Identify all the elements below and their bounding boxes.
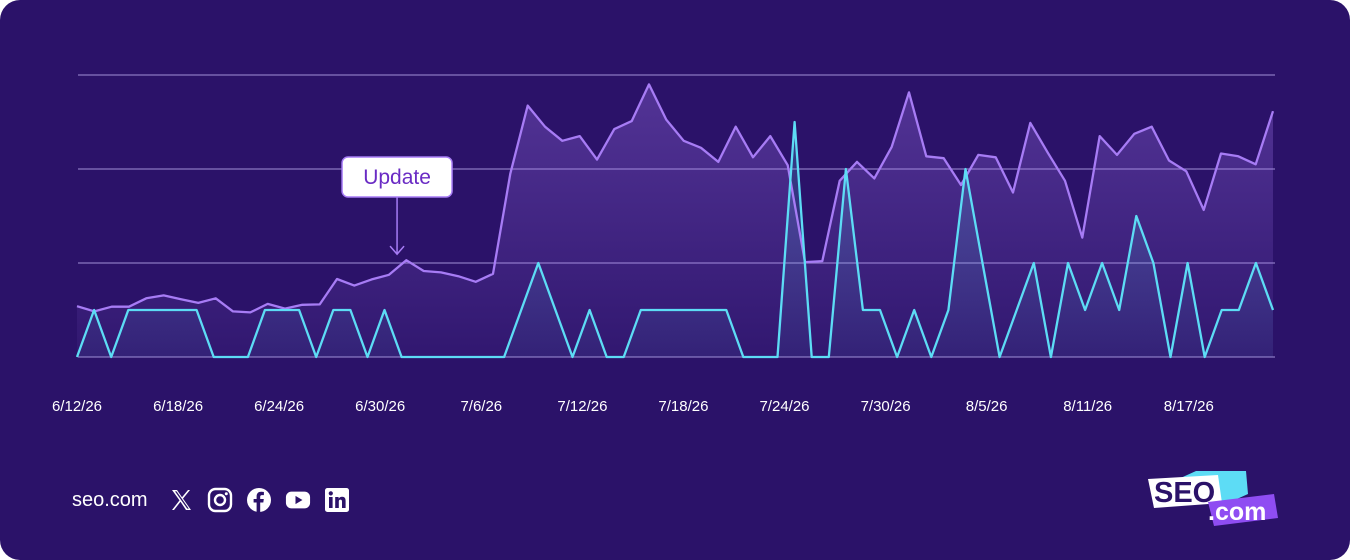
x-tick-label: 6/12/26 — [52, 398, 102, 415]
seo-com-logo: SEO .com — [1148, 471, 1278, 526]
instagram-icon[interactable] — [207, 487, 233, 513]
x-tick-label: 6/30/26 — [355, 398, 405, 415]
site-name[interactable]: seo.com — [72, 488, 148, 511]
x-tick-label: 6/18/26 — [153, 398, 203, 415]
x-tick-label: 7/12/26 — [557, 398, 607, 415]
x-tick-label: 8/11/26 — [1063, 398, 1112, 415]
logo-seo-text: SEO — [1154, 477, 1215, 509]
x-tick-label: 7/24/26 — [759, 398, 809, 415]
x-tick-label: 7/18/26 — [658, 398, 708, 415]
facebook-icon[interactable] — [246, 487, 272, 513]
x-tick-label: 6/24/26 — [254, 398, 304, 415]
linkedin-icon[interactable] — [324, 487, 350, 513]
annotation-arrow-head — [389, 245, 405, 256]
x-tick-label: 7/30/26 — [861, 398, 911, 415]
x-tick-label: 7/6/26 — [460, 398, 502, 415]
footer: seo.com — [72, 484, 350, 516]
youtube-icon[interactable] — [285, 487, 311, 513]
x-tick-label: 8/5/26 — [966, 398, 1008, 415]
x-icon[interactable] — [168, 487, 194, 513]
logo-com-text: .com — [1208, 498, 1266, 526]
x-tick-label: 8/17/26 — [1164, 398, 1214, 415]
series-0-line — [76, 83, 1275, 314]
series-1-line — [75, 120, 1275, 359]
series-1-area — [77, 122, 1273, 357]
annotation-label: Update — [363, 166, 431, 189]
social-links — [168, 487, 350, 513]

=====

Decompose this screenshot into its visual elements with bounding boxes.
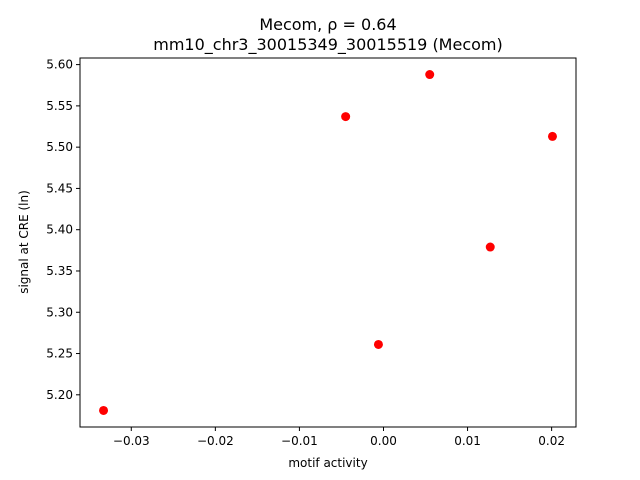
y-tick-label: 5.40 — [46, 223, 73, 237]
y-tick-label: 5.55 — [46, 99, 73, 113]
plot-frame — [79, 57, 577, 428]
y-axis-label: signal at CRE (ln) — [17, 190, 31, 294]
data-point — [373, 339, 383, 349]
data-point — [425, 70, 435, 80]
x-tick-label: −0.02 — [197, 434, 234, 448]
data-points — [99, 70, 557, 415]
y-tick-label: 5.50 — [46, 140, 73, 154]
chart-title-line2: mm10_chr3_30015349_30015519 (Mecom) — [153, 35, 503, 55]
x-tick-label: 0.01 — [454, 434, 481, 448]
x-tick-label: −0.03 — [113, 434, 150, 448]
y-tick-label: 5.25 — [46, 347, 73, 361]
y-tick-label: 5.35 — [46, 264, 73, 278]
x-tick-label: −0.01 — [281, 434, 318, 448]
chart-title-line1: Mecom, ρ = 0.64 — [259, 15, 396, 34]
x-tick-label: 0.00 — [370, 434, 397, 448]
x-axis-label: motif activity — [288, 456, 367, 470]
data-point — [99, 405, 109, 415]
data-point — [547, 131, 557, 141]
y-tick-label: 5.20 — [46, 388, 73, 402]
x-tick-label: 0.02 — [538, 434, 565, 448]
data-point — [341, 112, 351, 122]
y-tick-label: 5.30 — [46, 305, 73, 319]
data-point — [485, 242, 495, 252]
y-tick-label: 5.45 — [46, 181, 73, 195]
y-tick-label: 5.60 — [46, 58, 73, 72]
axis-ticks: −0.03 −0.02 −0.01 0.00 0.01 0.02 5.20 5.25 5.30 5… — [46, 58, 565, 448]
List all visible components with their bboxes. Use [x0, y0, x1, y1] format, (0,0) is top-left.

=====

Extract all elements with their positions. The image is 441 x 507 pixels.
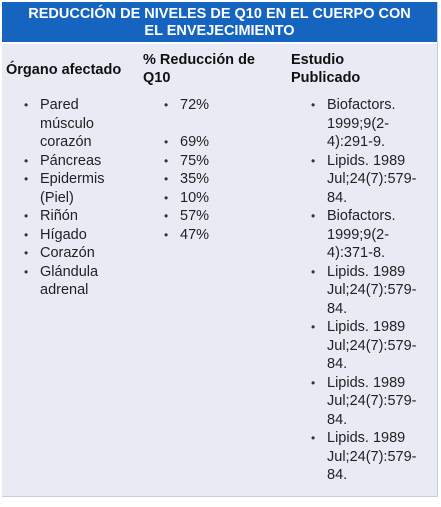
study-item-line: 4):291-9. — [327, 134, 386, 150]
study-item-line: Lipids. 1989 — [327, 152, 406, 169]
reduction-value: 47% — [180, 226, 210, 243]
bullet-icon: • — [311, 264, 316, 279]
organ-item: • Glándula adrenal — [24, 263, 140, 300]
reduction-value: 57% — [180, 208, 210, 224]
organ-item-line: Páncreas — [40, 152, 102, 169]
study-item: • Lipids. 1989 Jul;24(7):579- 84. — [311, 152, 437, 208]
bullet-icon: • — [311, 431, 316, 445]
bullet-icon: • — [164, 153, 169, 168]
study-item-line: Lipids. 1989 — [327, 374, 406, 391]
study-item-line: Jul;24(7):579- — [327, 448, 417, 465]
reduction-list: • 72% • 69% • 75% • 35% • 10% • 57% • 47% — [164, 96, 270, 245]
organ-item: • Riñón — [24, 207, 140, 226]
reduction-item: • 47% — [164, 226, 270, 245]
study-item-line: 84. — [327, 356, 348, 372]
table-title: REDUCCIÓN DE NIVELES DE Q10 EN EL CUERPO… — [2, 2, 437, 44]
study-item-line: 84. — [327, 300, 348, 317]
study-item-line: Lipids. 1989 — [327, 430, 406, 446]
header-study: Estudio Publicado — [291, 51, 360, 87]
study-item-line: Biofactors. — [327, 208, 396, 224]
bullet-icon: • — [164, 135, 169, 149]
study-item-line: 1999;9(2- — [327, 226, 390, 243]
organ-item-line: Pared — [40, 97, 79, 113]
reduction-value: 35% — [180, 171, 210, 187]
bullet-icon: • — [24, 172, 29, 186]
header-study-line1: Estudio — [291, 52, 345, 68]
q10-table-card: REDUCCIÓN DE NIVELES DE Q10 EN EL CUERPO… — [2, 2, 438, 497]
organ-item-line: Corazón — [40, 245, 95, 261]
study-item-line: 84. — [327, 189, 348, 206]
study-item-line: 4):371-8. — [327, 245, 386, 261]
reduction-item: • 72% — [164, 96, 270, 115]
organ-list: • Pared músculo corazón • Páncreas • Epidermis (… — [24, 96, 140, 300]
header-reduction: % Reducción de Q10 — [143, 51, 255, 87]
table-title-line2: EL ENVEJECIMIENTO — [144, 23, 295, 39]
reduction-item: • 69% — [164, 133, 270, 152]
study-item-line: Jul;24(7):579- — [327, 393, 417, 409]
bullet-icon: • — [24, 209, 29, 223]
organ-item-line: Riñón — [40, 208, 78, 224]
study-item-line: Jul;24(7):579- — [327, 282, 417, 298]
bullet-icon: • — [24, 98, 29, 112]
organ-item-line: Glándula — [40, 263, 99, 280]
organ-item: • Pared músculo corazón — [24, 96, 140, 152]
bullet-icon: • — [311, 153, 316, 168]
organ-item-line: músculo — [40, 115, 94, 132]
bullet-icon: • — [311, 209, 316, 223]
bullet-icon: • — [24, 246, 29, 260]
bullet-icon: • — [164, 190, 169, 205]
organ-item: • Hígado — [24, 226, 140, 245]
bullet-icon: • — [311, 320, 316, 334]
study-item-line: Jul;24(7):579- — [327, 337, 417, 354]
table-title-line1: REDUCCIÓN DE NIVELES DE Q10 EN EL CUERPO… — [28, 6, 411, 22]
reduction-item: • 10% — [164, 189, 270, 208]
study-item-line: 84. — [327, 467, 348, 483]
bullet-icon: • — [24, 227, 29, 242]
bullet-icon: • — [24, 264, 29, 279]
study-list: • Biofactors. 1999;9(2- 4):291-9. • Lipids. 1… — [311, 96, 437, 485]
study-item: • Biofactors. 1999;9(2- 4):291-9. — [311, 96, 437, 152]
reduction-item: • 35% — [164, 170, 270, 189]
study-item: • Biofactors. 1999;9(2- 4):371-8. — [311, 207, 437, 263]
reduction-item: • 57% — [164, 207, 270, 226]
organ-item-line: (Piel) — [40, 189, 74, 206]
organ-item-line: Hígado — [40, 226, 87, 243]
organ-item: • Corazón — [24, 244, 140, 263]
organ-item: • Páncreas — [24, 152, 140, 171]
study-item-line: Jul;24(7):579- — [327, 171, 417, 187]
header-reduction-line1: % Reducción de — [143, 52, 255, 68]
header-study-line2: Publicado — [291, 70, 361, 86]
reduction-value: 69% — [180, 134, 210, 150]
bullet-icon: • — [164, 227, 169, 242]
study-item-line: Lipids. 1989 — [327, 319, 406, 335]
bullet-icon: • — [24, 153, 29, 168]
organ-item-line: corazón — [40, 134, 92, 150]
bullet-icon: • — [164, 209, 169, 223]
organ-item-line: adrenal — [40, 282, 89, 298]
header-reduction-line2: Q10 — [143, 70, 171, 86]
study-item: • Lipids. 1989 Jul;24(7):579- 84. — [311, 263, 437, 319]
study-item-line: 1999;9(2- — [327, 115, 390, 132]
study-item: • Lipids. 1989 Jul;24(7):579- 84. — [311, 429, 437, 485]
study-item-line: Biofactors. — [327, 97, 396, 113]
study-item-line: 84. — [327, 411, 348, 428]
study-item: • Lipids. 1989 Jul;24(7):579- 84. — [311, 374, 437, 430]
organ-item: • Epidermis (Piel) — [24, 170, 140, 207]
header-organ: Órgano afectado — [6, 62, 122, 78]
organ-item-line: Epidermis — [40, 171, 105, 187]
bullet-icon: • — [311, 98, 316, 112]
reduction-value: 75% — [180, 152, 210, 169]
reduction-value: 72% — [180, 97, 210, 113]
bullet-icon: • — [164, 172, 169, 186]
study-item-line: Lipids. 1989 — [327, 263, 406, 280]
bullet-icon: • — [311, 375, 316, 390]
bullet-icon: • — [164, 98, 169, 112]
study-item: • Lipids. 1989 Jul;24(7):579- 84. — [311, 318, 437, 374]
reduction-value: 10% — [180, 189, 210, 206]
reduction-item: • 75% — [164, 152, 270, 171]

=====

[Challenge]
Express the listing lines between the line holding "x-tick-label: 6/12/26 — [52, 398, 102, 415]" and the line holding "x-tick-label: 6/24/26 — [254, 398, 304, 415]", inclusive, as a numbered list with blank lines left out.

[Response]
1. x-tick-label: 6/12/26 — [52, 398, 102, 415]
2. seo-com-logo: SEO .com — [1148, 471, 1278, 526]
3. instagram-icon[interactable] — [207, 487, 233, 513]
4. x-tick-label: 6/30/26 — [355, 398, 405, 415]
5. site-name[interactable]: seo.com — [72, 488, 148, 511]
6. x-tick-label: 6/18/26 — [153, 398, 203, 415]
7. x-tick-label: 7/12/26 — [557, 398, 607, 415]
8. x-tick-label: 8/11/26 — [1063, 398, 1112, 415]
9. logo-seo-text: SEO — [1154, 477, 1215, 509]
10. x-tick-label: 7/24/26 — [759, 398, 809, 415]
11. x-tick-label: 7/18/26 — [658, 398, 708, 415]
12. facebook-icon[interactable] — [246, 487, 272, 513]
13. x-tick-label: 6/24/26 — [254, 398, 304, 415]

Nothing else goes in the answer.